TASK DESCRIPTION. Reproduce the material below verbatim, keeping every line unchanged and in its original order.

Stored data
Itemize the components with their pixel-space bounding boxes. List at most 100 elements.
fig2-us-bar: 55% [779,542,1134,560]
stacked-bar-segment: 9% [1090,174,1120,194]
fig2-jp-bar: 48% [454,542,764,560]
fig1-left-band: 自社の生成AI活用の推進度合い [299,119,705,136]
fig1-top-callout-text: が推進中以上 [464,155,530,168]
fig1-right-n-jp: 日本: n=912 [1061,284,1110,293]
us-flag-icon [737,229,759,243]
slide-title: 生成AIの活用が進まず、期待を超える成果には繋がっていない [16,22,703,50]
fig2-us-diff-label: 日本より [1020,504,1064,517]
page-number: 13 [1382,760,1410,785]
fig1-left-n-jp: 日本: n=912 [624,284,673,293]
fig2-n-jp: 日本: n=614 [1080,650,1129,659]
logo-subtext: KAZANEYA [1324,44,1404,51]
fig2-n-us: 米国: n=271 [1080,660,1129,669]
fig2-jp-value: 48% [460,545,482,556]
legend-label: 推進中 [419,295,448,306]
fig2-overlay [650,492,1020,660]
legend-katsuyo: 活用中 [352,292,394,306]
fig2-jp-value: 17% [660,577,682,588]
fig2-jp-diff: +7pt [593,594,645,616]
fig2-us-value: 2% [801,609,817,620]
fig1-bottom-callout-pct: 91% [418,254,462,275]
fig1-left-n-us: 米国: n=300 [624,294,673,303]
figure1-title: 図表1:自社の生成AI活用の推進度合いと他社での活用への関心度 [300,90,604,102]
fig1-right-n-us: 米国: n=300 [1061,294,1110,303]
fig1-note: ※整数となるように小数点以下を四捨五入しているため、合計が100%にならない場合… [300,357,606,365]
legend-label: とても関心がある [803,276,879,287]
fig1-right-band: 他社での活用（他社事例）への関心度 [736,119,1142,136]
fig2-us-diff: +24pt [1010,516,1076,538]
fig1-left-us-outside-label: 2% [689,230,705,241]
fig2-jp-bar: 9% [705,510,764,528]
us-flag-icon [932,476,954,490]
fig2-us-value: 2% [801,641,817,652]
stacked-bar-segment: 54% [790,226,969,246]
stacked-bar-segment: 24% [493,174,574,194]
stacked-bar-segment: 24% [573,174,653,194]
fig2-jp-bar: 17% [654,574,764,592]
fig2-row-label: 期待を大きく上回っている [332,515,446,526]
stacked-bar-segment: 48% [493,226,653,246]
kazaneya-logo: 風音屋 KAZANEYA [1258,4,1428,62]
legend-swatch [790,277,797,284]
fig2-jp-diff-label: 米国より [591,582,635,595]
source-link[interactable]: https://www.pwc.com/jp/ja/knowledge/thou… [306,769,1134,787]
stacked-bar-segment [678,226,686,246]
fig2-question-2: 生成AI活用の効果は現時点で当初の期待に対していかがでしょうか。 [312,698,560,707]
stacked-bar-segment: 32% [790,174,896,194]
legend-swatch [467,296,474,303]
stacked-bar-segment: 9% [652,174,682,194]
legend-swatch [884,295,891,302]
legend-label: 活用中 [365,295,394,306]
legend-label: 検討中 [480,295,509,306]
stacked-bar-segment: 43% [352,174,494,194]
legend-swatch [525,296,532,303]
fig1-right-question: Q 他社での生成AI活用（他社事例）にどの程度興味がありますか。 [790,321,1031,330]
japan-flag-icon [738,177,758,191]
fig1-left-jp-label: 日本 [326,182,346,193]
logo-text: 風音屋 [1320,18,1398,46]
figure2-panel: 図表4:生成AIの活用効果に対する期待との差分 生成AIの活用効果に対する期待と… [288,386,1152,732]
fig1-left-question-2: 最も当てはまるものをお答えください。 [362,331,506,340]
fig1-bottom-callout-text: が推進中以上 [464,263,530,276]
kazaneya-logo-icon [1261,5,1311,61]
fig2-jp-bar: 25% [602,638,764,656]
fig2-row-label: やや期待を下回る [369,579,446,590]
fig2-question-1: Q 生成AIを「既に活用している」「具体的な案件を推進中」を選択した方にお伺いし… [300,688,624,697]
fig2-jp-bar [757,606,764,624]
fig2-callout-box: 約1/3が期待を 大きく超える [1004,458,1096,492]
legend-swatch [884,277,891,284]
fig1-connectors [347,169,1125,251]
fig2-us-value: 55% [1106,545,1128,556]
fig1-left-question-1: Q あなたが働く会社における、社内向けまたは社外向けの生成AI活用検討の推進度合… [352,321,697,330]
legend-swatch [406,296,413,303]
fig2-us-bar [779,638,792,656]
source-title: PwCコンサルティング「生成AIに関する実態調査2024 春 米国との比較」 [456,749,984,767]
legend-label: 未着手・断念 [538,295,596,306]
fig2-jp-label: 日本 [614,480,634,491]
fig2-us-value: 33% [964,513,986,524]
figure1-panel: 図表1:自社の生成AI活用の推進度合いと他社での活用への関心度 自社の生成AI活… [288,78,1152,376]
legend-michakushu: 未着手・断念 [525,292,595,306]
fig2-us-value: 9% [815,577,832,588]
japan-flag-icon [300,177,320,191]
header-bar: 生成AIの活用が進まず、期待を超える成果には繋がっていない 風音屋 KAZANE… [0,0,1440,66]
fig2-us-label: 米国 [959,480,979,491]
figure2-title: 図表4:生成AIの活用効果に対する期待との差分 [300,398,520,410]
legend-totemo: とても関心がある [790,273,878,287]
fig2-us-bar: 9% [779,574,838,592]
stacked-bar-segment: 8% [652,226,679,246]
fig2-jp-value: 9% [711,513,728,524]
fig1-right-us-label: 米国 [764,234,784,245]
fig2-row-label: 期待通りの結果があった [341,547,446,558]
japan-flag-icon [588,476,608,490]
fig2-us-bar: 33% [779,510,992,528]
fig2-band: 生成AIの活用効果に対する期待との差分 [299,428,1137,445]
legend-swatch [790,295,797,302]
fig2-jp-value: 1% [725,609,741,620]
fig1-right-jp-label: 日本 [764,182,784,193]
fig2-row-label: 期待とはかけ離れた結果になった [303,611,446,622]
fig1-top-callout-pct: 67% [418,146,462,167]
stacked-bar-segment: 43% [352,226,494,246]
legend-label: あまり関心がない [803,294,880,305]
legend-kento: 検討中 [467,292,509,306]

SOLUTION FOR THIS TASK.
Itemize the components with their pixel-space bounding boxes. List at most 100 elements.
fig2-us-bar: 55% [779,542,1134,560]
stacked-bar-segment: 9% [1090,174,1120,194]
fig2-jp-bar: 48% [454,542,764,560]
fig1-left-band: 自社の生成AI活用の推進度合い [299,119,705,136]
fig1-top-callout-text: が推進中以上 [464,155,530,168]
fig1-right-n-jp: 日本: n=912 [1061,284,1110,293]
us-flag-icon [737,229,759,243]
slide-title: 生成AIの活用が進まず、期待を超える成果には繋がっていない [16,22,703,50]
fig2-us-diff-label: 日本より [1020,504,1064,517]
page-number: 13 [1382,760,1410,785]
fig1-left-n-jp: 日本: n=912 [624,284,673,293]
fig2-n-jp: 日本: n=614 [1080,650,1129,659]
logo-subtext: KAZANEYA [1324,44,1404,51]
fig2-n-us: 米国: n=271 [1080,660,1129,669]
fig2-jp-value: 48% [460,545,482,556]
legend-label: 推進中 [419,295,448,306]
fig2-overlay [650,492,1020,660]
legend-katsuyo: 活用中 [352,292,394,306]
fig2-jp-value: 17% [660,577,682,588]
fig2-jp-diff: +7pt [593,594,645,616]
fig2-us-value: 2% [801,609,817,620]
fig1-bottom-callout-pct: 91% [418,254,462,275]
fig1-left-n-us: 米国: n=300 [624,294,673,303]
figure1-title: 図表1:自社の生成AI活用の推進度合いと他社での活用への関心度 [300,90,604,102]
fig1-right-n-us: 米国: n=300 [1061,294,1110,303]
fig1-note: ※整数となるように小数点以下を四捨五入しているため、合計が100%にならない場合… [300,357,606,365]
legend-label: とても関心がある [803,276,879,287]
fig1-right-band: 他社での活用（他社事例）への関心度 [736,119,1142,136]
fig2-us-diff: +24pt [1010,516,1076,538]
fig1-left-us-outside-label: 2% [689,230,705,241]
fig2-jp-bar: 9% [705,510,764,528]
us-flag-icon [932,476,954,490]
fig2-us-value: 2% [801,641,817,652]
stacked-bar-segment: 54% [790,226,969,246]
stacked-bar-segment: 24% [493,174,574,194]
stacked-bar-segment: 24% [573,174,653,194]
fig2-jp-bar: 17% [654,574,764,592]
fig2-row-label: 期待を大きく上回っている [332,515,446,526]
stacked-bar-segment: 48% [493,226,653,246]
kazaneya-logo: 風音屋 KAZANEYA [1258,4,1428,62]
legend-swatch [790,277,797,284]
fig2-jp-diff-label: 米国より [591,582,635,595]
source-link[interactable]: https://www.pwc.com/jp/ja/knowledge/thou… [306,769,1134,787]
stacked-bar-segment [678,226,686,246]
fig2-question-2: 生成AI活用の効果は現時点で当初の期待に対していかがでしょうか。 [312,698,560,707]
stacked-bar-segment: 32% [790,174,896,194]
legend-swatch [467,296,474,303]
stacked-bar-segment: 9% [652,174,682,194]
legend-swatch [884,295,891,302]
legend-label: 活用中 [365,295,394,306]
legend-label: 検討中 [480,295,509,306]
stacked-bar-segment: 43% [352,174,494,194]
legend-swatch [525,296,532,303]
fig1-right-question: Q 他社での生成AI活用（他社事例）にどの程度興味がありますか。 [790,321,1031,330]
japan-flag-icon [738,177,758,191]
fig1-left-jp-label: 日本 [326,182,346,193]
logo-text: 風音屋 [1320,18,1398,46]
figure2-panel: 図表4:生成AIの活用効果に対する期待との差分 生成AIの活用効果に対する期待と… [288,386,1152,732]
fig1-left-question-2: 最も当てはまるものをお答えください。 [362,331,506,340]
fig1-bottom-callout-text: が推進中以上 [464,263,530,276]
kazaneya-logo-icon [1261,5,1311,61]
fig2-jp-bar: 25% [602,638,764,656]
fig2-row-label: やや期待を下回る [369,579,446,590]
fig2-question-1: Q 生成AIを「既に活用している」「具体的な案件を推進中」を選択した方にお伺いし… [300,688,624,697]
fig2-jp-bar [757,606,764,624]
fig2-callout-box: 約1/3が期待を 大きく超える [1004,458,1096,492]
legend-swatch [884,277,891,284]
fig1-connectors [347,169,1125,251]
fig2-us-value: 55% [1106,545,1128,556]
fig1-left-question-1: Q あなたが働く会社における、社内向けまたは社外向けの生成AI活用検討の推進度合… [352,321,697,330]
legend-swatch [406,296,413,303]
fig2-us-bar [779,638,792,656]
source-title: PwCコンサルティング「生成AIに関する実態調査2024 春 米国との比較」 [456,749,984,767]
legend-label: 未着手・断念 [538,295,596,306]
fig2-jp-label: 日本 [614,480,634,491]
fig2-us-value: 33% [964,513,986,524]
figure1-panel: 図表1:自社の生成AI活用の推進度合いと他社での活用への関心度 自社の生成AI活… [288,78,1152,376]
legend-michakushu: 未着手・断念 [525,292,595,306]
fig2-us-value: 9% [815,577,832,588]
japan-flag-icon [300,177,320,191]
header-bar: 生成AIの活用が進まず、期待を超える成果には繋がっていない 風音屋 KAZANE… [0,0,1440,66]
fig2-us-label: 米国 [959,480,979,491]
figure2-title: 図表4:生成AIの活用効果に対する期待との差分 [300,398,520,410]
legend-totemo: とても関心がある [790,273,878,287]
fig2-us-bar: 9% [779,574,838,592]
stacked-bar-segment: 8% [652,226,679,246]
fig2-jp-value: 9% [711,513,728,524]
fig1-right-us-label: 米国 [764,234,784,245]
fig2-row-label: 期待通りの結果があった [341,547,446,558]
japan-flag-icon [588,476,608,490]
fig2-us-bar: 33% [779,510,992,528]
fig2-band: 生成AIの活用効果に対する期待との差分 [299,428,1137,445]
legend-swatch [790,295,797,302]
fig2-jp-value: 1% [725,609,741,620]
fig1-right-jp-label: 日本 [764,182,784,193]
fig2-row-label: 期待とはかけ離れた結果になった [303,611,446,622]
fig1-top-callout-pct: 67% [418,146,462,167]
stacked-bar-segment: 43% [352,226,494,246]
legend-label: あまり関心がない [803,294,880,305]
legend-kento: 検討中 [467,292,509,306]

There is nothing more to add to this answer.